= Data for processing =

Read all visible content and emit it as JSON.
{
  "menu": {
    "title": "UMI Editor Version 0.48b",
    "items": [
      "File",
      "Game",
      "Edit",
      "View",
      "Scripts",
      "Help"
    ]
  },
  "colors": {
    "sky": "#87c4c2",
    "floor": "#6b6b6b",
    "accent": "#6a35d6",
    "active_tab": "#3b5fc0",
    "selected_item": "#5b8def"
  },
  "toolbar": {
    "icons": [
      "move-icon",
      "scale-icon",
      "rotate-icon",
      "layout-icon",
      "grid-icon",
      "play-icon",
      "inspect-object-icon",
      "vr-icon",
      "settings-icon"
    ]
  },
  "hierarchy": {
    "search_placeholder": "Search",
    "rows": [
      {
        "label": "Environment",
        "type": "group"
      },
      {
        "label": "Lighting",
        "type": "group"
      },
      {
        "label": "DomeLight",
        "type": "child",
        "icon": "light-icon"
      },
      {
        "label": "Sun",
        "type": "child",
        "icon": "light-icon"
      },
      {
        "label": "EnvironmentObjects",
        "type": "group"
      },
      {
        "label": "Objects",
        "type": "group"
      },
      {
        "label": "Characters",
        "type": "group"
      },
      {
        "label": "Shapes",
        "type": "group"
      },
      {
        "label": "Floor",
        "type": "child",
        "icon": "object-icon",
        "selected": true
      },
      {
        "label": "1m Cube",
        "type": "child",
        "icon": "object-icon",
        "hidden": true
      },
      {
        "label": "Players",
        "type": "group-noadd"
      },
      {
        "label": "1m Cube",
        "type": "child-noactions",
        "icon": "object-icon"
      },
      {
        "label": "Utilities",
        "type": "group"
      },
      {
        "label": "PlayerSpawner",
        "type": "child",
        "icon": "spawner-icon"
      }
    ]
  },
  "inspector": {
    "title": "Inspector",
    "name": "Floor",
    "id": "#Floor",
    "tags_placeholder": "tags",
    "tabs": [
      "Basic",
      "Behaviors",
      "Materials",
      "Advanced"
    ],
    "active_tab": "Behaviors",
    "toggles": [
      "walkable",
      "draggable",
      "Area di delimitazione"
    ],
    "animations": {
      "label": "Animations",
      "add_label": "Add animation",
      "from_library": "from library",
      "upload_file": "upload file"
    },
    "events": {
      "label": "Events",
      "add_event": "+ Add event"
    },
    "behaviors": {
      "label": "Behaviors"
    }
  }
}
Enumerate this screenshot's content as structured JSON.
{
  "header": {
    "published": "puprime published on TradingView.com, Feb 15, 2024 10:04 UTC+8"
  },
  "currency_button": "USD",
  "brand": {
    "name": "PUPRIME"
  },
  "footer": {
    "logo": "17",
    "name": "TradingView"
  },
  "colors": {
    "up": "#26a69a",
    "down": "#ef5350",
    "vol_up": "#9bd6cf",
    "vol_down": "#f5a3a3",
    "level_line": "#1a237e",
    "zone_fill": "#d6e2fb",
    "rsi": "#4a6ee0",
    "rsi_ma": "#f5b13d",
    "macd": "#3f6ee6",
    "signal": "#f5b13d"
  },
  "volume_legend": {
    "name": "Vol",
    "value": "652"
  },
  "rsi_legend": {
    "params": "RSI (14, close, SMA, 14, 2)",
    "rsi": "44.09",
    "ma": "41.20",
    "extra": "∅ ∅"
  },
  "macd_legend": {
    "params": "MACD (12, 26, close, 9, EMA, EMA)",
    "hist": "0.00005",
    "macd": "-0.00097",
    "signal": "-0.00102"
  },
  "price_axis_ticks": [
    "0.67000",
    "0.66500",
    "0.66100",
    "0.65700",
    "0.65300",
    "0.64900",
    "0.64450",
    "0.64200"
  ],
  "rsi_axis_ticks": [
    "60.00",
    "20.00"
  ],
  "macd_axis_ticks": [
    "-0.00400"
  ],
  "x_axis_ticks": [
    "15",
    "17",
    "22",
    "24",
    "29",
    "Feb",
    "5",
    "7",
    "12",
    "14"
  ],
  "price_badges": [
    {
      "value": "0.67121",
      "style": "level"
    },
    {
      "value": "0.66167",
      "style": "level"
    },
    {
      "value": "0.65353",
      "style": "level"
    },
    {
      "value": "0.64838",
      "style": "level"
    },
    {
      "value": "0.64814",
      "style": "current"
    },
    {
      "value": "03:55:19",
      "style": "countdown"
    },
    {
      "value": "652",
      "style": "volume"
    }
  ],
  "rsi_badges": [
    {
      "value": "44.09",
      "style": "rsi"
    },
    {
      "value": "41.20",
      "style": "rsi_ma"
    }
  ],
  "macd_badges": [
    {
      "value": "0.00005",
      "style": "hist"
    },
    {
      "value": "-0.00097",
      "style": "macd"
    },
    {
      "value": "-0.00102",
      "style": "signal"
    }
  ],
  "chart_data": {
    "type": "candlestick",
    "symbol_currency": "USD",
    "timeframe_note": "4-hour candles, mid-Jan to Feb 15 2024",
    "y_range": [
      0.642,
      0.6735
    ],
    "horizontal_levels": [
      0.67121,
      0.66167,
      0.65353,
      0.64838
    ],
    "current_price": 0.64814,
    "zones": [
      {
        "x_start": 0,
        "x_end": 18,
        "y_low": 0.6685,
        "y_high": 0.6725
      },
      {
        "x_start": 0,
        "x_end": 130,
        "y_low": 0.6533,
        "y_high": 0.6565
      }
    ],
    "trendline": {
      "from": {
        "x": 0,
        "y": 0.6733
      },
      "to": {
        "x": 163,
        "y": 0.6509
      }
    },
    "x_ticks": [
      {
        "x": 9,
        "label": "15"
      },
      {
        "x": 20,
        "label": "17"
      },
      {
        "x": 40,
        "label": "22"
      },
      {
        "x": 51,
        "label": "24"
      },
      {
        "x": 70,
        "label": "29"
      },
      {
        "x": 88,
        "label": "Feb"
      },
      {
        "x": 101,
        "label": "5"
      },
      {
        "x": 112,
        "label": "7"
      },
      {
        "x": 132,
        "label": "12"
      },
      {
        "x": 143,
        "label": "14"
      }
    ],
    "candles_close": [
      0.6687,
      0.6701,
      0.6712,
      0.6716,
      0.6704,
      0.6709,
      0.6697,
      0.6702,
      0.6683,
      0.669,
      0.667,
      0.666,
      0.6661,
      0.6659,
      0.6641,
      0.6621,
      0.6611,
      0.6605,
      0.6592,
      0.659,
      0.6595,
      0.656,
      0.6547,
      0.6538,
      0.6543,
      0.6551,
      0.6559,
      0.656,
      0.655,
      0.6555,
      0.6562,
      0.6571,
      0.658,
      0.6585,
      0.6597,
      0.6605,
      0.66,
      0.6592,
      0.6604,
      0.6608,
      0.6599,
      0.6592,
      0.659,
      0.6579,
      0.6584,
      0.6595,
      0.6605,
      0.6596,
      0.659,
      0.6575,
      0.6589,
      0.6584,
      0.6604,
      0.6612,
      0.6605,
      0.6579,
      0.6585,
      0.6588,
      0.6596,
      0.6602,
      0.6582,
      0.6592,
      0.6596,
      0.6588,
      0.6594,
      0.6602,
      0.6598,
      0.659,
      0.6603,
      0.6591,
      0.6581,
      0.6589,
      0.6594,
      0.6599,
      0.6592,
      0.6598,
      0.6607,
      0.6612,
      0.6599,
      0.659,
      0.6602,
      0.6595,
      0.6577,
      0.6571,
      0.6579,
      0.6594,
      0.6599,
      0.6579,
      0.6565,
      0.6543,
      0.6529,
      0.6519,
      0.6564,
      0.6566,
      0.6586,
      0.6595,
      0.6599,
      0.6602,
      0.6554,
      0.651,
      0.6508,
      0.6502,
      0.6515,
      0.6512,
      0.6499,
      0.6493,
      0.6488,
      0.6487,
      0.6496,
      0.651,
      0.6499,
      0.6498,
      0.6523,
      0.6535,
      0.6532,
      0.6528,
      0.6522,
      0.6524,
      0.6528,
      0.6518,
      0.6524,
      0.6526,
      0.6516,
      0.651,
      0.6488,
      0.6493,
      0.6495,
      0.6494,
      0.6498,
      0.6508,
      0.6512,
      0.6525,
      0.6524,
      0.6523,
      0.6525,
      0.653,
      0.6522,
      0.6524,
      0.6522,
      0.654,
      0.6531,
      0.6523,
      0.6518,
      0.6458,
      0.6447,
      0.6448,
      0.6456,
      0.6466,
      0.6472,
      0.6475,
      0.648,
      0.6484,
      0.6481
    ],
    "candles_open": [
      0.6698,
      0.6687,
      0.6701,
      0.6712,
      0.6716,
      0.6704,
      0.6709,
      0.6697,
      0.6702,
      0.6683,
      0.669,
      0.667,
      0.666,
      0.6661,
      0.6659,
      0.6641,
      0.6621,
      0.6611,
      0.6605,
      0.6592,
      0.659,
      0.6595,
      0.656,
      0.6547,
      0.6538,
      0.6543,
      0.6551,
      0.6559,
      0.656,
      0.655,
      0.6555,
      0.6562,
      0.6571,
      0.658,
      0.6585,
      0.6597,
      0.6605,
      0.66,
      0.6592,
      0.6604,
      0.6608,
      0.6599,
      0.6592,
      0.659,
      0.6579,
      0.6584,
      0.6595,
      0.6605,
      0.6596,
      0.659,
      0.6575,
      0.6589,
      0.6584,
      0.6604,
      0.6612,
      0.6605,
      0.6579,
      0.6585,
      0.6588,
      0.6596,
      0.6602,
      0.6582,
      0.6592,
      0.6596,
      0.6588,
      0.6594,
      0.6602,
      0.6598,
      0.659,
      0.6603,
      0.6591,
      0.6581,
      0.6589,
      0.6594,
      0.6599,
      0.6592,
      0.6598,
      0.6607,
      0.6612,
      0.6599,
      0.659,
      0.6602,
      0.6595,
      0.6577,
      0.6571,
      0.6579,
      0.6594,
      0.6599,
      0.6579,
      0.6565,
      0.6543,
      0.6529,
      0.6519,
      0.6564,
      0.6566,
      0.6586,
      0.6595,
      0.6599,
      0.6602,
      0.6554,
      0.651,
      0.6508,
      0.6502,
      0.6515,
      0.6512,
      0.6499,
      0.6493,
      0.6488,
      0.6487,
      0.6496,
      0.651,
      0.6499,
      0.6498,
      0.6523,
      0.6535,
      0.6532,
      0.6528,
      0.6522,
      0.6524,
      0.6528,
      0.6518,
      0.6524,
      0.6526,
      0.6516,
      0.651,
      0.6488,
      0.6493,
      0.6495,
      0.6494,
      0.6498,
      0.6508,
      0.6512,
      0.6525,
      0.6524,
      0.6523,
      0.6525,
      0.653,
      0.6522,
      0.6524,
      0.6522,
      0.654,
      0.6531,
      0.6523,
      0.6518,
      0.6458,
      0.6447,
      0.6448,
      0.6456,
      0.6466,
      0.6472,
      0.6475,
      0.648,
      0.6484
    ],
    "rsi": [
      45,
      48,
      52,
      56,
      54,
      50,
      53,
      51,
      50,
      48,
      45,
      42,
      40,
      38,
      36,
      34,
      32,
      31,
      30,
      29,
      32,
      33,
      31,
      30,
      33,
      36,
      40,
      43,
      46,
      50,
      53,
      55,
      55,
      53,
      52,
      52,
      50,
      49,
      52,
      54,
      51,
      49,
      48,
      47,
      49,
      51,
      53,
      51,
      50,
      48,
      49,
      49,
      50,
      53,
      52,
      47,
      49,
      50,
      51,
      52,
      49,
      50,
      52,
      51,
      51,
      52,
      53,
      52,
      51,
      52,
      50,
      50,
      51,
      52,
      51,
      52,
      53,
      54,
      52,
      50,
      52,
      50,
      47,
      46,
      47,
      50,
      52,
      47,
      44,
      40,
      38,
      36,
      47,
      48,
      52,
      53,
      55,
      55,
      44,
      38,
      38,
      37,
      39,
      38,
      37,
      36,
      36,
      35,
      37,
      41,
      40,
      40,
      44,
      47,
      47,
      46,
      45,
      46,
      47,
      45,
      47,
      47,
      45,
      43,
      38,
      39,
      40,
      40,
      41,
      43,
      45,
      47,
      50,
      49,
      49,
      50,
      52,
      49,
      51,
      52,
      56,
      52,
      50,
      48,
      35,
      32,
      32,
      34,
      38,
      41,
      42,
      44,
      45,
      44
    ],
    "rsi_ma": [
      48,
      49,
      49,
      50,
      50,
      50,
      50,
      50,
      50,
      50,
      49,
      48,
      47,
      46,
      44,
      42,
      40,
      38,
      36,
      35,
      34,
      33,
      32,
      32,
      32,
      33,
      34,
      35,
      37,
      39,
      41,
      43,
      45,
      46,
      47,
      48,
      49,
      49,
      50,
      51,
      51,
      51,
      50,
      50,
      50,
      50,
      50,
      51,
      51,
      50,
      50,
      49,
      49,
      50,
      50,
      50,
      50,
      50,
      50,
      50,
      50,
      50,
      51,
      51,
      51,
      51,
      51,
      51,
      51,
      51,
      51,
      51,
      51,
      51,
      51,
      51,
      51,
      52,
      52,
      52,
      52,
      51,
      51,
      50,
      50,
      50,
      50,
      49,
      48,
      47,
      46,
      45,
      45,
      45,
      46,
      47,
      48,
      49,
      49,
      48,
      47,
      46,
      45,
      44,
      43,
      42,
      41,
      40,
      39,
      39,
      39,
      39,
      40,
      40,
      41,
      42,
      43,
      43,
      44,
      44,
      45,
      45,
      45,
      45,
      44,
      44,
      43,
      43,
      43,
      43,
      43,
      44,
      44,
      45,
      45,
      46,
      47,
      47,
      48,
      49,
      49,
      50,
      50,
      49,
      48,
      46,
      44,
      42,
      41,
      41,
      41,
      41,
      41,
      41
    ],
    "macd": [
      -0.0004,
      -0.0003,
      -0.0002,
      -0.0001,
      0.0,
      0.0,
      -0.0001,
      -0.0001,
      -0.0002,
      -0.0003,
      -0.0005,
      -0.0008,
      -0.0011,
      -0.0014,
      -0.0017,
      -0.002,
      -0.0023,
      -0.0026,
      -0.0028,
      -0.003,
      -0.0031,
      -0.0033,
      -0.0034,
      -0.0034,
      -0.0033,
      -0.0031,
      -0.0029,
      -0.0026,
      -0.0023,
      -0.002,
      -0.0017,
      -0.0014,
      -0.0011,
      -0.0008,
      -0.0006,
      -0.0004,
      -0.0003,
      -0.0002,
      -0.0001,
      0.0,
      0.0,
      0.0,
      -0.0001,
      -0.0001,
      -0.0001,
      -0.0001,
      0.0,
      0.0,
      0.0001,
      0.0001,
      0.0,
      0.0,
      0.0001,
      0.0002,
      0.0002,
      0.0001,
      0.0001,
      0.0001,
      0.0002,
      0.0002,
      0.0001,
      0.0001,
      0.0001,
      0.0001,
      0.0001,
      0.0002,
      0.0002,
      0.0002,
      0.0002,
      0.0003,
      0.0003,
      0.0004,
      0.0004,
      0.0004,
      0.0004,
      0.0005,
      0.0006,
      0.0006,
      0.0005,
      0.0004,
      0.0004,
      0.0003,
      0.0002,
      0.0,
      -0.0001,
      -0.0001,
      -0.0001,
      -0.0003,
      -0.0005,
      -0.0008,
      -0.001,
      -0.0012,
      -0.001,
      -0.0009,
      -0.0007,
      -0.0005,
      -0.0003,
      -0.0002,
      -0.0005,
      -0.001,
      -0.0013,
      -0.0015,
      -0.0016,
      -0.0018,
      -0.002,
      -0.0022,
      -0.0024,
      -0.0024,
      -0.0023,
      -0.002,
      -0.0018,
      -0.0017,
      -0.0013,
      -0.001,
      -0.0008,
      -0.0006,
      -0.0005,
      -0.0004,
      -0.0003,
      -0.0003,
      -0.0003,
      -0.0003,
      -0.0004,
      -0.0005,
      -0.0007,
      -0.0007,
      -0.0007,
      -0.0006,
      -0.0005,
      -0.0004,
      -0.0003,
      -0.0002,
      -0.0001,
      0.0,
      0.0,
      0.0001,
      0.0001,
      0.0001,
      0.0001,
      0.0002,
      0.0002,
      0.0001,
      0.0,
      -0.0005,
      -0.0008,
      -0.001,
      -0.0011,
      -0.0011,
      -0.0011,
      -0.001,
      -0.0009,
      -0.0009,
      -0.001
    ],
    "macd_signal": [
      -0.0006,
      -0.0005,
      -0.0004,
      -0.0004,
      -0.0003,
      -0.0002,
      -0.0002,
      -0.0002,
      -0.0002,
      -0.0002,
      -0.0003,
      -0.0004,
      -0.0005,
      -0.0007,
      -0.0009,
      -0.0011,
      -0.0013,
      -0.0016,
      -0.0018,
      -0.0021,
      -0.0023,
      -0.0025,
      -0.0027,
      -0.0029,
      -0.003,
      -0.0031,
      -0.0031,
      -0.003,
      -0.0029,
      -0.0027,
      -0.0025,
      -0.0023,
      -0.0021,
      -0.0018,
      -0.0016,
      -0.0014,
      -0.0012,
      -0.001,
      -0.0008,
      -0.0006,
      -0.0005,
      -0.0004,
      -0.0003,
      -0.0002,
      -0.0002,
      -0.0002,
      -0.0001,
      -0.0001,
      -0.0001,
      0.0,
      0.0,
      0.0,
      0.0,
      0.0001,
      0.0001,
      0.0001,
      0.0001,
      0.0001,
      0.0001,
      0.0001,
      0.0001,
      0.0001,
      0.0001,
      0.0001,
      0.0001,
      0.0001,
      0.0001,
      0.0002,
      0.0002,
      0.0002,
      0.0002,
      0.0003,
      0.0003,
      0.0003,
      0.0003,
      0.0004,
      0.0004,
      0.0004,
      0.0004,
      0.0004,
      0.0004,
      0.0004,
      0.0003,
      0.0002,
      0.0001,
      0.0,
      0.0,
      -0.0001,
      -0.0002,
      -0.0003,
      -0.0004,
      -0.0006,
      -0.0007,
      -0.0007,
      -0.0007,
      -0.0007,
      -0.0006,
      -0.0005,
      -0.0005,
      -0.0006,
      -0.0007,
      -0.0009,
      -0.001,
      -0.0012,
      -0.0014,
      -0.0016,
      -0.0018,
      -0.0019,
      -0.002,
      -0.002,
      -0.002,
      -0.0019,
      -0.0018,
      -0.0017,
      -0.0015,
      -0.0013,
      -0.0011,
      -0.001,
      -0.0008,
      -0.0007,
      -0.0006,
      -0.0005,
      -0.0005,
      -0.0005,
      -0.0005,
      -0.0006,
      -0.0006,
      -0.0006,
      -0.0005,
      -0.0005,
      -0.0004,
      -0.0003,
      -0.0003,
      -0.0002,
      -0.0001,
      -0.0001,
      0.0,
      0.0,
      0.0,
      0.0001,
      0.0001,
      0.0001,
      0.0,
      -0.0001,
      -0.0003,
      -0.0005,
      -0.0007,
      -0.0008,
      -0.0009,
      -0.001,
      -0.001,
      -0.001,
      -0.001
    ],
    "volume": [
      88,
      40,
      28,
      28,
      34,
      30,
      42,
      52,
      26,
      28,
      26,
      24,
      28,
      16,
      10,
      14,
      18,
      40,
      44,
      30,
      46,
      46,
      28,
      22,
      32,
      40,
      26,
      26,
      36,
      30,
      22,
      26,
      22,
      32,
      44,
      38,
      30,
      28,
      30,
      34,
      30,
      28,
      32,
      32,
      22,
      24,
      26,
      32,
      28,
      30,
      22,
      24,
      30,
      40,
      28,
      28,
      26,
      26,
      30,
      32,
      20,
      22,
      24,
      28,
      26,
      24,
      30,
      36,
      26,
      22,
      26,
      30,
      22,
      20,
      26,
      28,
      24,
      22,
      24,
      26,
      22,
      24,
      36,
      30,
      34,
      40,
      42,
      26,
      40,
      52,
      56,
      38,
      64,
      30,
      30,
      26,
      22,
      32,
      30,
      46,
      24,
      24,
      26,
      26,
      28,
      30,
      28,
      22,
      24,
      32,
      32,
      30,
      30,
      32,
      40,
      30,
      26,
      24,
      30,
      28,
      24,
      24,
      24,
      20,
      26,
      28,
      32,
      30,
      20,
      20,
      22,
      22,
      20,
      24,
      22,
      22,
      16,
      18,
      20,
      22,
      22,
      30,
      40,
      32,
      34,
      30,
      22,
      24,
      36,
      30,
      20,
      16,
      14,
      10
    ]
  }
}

= Work instructions =
Tally the lines of the listing that include "JSON". Reply with nothing but the count.

= Exercise answer =
2